#### Records
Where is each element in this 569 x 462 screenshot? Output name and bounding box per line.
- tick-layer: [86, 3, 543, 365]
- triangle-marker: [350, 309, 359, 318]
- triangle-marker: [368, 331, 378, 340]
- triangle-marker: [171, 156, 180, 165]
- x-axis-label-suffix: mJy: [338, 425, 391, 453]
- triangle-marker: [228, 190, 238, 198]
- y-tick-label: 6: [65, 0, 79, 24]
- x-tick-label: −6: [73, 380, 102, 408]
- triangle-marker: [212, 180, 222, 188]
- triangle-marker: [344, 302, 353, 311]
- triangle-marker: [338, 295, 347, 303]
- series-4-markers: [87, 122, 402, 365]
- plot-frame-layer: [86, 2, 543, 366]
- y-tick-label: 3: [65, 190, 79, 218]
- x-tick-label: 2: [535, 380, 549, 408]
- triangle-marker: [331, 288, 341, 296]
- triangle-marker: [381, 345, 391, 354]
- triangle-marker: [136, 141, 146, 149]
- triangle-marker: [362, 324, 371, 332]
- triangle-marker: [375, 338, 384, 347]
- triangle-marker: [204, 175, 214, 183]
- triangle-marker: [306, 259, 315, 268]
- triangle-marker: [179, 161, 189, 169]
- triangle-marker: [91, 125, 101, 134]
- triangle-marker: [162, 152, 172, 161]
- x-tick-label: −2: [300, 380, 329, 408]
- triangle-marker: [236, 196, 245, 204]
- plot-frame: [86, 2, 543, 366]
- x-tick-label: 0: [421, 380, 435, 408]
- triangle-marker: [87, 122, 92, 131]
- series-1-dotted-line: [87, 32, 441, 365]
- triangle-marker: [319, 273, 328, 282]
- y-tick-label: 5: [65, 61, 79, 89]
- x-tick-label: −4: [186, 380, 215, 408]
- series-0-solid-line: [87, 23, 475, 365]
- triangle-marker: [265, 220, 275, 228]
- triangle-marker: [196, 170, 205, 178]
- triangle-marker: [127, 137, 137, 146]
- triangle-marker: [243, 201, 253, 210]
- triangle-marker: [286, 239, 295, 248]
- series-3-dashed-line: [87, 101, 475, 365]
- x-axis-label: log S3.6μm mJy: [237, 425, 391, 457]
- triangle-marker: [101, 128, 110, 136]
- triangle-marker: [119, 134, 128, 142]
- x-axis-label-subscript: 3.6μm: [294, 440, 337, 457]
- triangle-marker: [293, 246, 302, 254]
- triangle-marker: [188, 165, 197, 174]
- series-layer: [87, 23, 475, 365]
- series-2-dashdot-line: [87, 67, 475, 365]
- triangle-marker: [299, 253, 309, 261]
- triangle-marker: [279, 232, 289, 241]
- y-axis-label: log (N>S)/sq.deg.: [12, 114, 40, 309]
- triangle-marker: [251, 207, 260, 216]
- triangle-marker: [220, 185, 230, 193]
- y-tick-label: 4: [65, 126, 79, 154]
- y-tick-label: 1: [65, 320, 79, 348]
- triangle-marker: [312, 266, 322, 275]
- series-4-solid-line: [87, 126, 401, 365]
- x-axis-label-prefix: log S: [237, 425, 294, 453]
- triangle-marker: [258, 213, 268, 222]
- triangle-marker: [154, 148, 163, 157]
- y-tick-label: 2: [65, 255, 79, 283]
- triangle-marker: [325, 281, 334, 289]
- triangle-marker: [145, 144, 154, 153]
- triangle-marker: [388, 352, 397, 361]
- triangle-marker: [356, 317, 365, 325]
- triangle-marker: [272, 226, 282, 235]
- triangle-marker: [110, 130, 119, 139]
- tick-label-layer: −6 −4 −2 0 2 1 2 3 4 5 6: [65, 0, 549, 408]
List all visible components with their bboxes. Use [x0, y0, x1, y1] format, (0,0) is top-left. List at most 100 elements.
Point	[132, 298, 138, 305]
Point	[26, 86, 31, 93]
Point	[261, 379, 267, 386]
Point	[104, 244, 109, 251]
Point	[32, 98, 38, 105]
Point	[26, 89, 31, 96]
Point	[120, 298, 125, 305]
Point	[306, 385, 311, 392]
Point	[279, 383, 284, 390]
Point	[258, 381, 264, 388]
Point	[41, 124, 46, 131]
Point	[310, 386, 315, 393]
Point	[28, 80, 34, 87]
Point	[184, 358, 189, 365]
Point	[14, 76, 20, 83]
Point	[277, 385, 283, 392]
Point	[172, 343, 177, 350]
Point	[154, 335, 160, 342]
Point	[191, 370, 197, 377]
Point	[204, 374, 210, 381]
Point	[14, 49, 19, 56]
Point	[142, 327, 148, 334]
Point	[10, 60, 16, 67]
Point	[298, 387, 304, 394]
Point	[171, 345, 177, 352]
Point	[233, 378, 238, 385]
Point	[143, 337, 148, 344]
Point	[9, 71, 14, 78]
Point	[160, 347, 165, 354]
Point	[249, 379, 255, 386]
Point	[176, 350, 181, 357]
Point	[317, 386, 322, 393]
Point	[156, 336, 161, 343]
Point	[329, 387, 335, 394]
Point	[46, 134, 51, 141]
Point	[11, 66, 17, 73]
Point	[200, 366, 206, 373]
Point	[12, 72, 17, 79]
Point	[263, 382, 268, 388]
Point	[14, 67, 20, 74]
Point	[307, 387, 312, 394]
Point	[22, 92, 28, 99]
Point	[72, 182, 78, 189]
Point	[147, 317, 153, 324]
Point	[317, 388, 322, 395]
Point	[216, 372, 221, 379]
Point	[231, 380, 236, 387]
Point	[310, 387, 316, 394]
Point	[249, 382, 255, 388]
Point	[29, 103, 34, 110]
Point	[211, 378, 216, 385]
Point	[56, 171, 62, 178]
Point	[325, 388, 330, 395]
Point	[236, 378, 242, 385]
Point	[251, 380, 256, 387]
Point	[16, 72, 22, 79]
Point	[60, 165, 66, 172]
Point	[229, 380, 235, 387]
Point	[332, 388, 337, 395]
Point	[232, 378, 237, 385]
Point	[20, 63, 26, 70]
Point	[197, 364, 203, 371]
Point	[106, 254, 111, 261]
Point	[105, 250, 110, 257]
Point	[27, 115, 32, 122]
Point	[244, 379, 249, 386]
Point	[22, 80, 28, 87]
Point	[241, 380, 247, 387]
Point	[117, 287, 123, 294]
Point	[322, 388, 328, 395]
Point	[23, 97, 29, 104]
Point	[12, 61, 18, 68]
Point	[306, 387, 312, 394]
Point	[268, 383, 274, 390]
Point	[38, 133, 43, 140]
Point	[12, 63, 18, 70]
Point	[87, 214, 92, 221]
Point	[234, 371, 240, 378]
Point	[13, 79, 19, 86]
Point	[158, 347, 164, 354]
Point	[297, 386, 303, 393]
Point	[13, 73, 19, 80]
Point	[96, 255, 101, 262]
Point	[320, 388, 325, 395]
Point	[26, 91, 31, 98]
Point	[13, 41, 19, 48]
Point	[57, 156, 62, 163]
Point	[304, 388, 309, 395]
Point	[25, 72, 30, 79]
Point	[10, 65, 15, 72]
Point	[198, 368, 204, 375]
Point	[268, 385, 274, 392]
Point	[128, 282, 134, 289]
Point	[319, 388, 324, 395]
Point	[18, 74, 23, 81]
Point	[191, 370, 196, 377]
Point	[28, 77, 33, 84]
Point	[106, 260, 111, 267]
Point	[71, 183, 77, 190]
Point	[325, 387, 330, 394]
########
▸ Exercise description:
Turn every line of the records above into a Markdown table with the columns Row and Text, numbering each row and leaving out blank lines.

▸ Written answer:
| Row | Text |
|---|---|
| 1 | Where is each element in this 569 x 462 screenshot? Output name and bounding box per line. |
| 2 | - tick-layer: [86, 3, 543, 365] |
| 3 | - triangle-marker: [350, 309, 359, 318] |
| 4 | - triangle-marker: [368, 331, 378, 340] |
| 5 | - triangle-marker: [171, 156, 180, 165] |
| 6 | - x-axis-label-suffix: mJy: [338, 425, 391, 453] |
| 7 | - triangle-marker: [228, 190, 238, 198] |
| 8 | - y-tick-label: 6: [65, 0, 79, 24] |
| 9 | - x-tick-label: −6: [73, 380, 102, 408] |
| 10 | - triangle-marker: [212, 180, 222, 188] |
| 11 | - triangle-marker: [344, 302, 353, 311] |
| 12 | - triangle-marker: [338, 295, 347, 303] |
| 13 | - series-4-markers: [87, 122, 402, 365] |
| 14 | - plot-frame-layer: [86, 2, 543, 366] |
| 15 | - y-tick-label: 3: [65, 190, 79, 218] |
| 16 | - x-tick-label: 2: [535, 380, 549, 408] |
| 17 | - triangle-marker: [331, 288, 341, 296] |
| 18 | - triangle-marker: [381, 345, 391, 354] |
| 19 | - triangle-marker: [136, 141, 146, 149] |
| 20 | - triangle-marker: [362, 324, 371, 332] |
| 21 | - triangle-marker: [375, 338, 384, 347] |
| 22 | - triangle-marker: [204, 175, 214, 183] |
| 23 | - triangle-marker: [306, 259, 315, 268] |
| 24 | - triangle-marker: [179, 161, 189, 169] |
| 25 | - triangle-marker: [91, 125, 101, 134] |
| 26 | - triangle-marker: [162, 152, 172, 161] |
| 27 | - x-tick-label: −2: [300, 380, 329, 408] |
| 28 | - triangle-marker: [236, 196, 245, 204] |
| 29 | - plot-frame: [86, 2, 543, 366] |
| 30 | - x-tick-label: 0: [421, 380, 435, 408] |
| 31 | - triangle-marker: [87, 122, 92, 131] |
| 32 | - series-1-dotted-line: [87, 32, 441, 365] |
| 33 | - triangle-marker: [319, 273, 328, 282] |
| 34 | - y-tick-label: 5: [65, 61, 79, 89] |
| 35 | - x-tick-label: −4: [186, 380, 215, 408] |
| 36 | - series-0-solid-line: [87, 23, 475, 365] |
| 37 | - triangle-marker: [265, 220, 275, 228] |
| 38 | - triangle-marker: [196, 170, 205, 178] |
| 39 | - triangle-marker: [127, 137, 137, 146] |
| 40 | - triangle-marker: [243, 201, 253, 210] |
| 41 | - triangle-marker: [286, 239, 295, 248] |
| 42 | - series-3-dashed-line: [87, 101, 475, 365] |
| 43 | - x-axis-label: log S3.6μm mJy: [237, 425, 391, 457] |
| 44 | - triangle-marker: [101, 128, 110, 136] |
| 45 | - triangle-marker: [119, 134, 128, 142] |
| 46 | - x-axis-label-subscript: 3.6μm: [294, 440, 337, 457] |
| 47 | - triangle-marker: [293, 246, 302, 254] |
| 48 | - triangle-marker: [188, 165, 197, 174] |
| 49 | - series-layer: [87, 23, 475, 365] |
| 50 | - series-2-dashdot-line: [87, 67, 475, 365] |
| 51 | - triangle-marker: [299, 253, 309, 261] |
| 52 | - triangle-marker: [279, 232, 289, 241] |
| 53 | - y-axis-label: log (N>S)/sq.deg.: [12, 114, 40, 309] |
| 54 | - triangle-marker: [251, 207, 260, 216] |
| 55 | - triangle-marker: [220, 185, 230, 193] |
| 56 | - y-tick-label: 4: [65, 126, 79, 154] |
| 57 | - y-tick-label: 1: [65, 320, 79, 348] |
| 58 | - triangle-marker: [312, 266, 322, 275] |
| 59 | - series-4-solid-line: [87, 126, 401, 365] |
| 60 | - x-axis-label-prefix: log S: [237, 425, 294, 453] |
| 61 | - triangle-marker: [258, 213, 268, 222] |
| 62 | - triangle-marker: [154, 148, 163, 157] |
| 63 | - y-tick-label: 2: [65, 255, 79, 283] |
| 64 | - triangle-marker: [325, 281, 334, 289] |
| 65 | - triangle-marker: [145, 144, 154, 153] |
| 66 | - triangle-marker: [388, 352, 397, 361] |
| 67 | - triangle-marker: [356, 317, 365, 325] |
| 68 | - triangle-marker: [272, 226, 282, 235] |
| 69 | - triangle-marker: [110, 130, 119, 139] |
| 70 | - tick-label-layer: −6 −4 −2 0 2 1 2 3 4 5 6: [65, 0, 549, 408] |
| 71 | List all visible components with their bboxes. Use [x0, y0, x1, y1] format, (0,0) is top-left. List at most 100 elements. |
| 72 | Point	[132, 298, 138, 305] |
| 73 | Point	[26, 86, 31, 93] |
| 74 | Point	[261, 379, 267, 386] |
| 75 | Point	[104, 244, 109, 251] |
| 76 | Point	[32, 98, 38, 105] |
| 77 | Point	[26, 89, 31, 96] |
| 78 | Point	[120, 298, 125, 305] |
| 79 | Point	[306, 385, 311, 392] |
| 80 | Point	[279, 383, 284, 390] |
| 81 | Point	[258, 381, 264, 388] |
| 82 | Point	[41, 124, 46, 131] |
| 83 | Point	[310, 386, 315, 393] |
| 84 | Point	[28, 80, 34, 87] |
| 85 | Point	[184, 358, 189, 365] |
| 86 | Point	[14, 76, 20, 83] |
| 87 | Point	[277, 385, 283, 392] |
| 88 | Point	[172, 343, 177, 350] |
| 89 | Point	[154, 335, 160, 342] |
| 90 | Point	[191, 370, 197, 377] |
| 91 | Point	[204, 374, 210, 381] |
| 92 | Point	[14, 49, 19, 56] |
| 93 | Point	[142, 327, 148, 334] |
| 94 | Point	[10, 60, 16, 67] |
| 95 | Point	[298, 387, 304, 394] |
| 96 | Point	[171, 345, 177, 352] |
| 97 | Point	[233, 378, 238, 385] |
| 98 | Point	[143, 337, 148, 344] |
| 99 | Point	[9, 71, 14, 78] |
| 100 | Point	[160, 347, 165, 354] |
| 101 | Point	[249, 379, 255, 386] |
| 102 | Point	[176, 350, 181, 357] |
| 103 | Point	[317, 386, 322, 393] |
| 104 | Point	[156, 336, 161, 343] |
| 105 | Point	[329, 387, 335, 394] |
| 106 | Point	[46, 134, 51, 141] |
| 107 | Point	[11, 66, 17, 73] |
| 108 | Point	[200, 366, 206, 373] |
| 109 | Point	[12, 72, 17, 79] |
| 110 | Point	[263, 382, 268, 388] |
| 111 | Point	[14, 67, 20, 74] |
| 112 | Point	[307, 387, 312, 394] |
| 113 | Point	[22, 92, 28, 99] |
| 114 | Point	[72, 182, 78, 189] |
| 115 | Point	[147, 317, 153, 324] |
| 116 | Point	[317, 388, 322, 395] |
| 117 | Point	[216, 372, 221, 379] |
| 118 | Point	[231, 380, 236, 387] |
| 119 | Point	[310, 387, 316, 394] |
| 120 | Point	[249, 382, 255, 388] |
| 121 | Point	[29, 103, 34, 110] |
| 122 | Point	[211, 378, 216, 385] |
| 123 | Point	[56, 171, 62, 178] |
| 124 | Point	[325, 388, 330, 395] |
| 125 | Point	[236, 378, 242, 385] |
| 126 | Point	[251, 380, 256, 387] |
| 127 | Point	[16, 72, 22, 79] |
| 128 | Point	[60, 165, 66, 172] |
| 129 | Point	[229, 380, 235, 387] |
| 130 | Point	[332, 388, 337, 395] |
| 131 | Point	[232, 378, 237, 385] |
| 132 | Point	[20, 63, 26, 70] |
| 133 | Point	[197, 364, 203, 371] |
| 134 | Point	[106, 254, 111, 261] |
| 135 | Point	[105, 250, 110, 257] |
| 136 | Point	[27, 115, 32, 122] |
| 137 | Point	[244, 379, 249, 386] |
| 138 | Point	[22, 80, 28, 87] |
| 139 | Point	[241, 380, 247, 387] |
| 140 | Point	[117, 287, 123, 294] |
| 141 | Point	[322, 388, 328, 395] |
| 142 | Point	[23, 97, 29, 104] |
| 143 | Point	[12, 61, 18, 68] |
| 144 | Point	[306, 387, 312, 394] |
| 145 | Point	[268, 383, 274, 390] |
| 146 | Point	[38, 133, 43, 140] |
| 147 | Point	[12, 63, 18, 70] |
| 148 | Point	[87, 214, 92, 221] |
| 149 | Point	[234, 371, 240, 378] |
| 150 | Point	[13, 79, 19, 86] |
| 151 | Point	[158, 347, 164, 354] |
| 152 | Point	[297, 386, 303, 393] |
| 153 | Point	[13, 73, 19, 80] |
| 154 | Point	[96, 255, 101, 262] |
| 155 | Point	[320, 388, 325, 395] |
| 156 | Point	[26, 91, 31, 98] |
| 157 | Point	[13, 41, 19, 48] |
| 158 | Point	[57, 156, 62, 163] |
| 159 | Point	[304, 388, 309, 395] |
| 160 | Point	[25, 72, 30, 79] |
| 161 | Point	[10, 65, 15, 72] |
| 162 | Point	[198, 368, 204, 375] |
| 163 | Point	[268, 385, 274, 392] |
| 164 | Point	[128, 282, 134, 289] |
| 165 | Point	[319, 388, 324, 395] |
| 166 | Point	[18, 74, 23, 81] |
| 167 | Point	[191, 370, 196, 377] |
| 168 | Point	[28, 77, 33, 84] |
| 169 | Point	[106, 260, 111, 267] |
| 170 | Point	[71, 183, 77, 190] |
| 171 | Point	[325, 387, 330, 394] |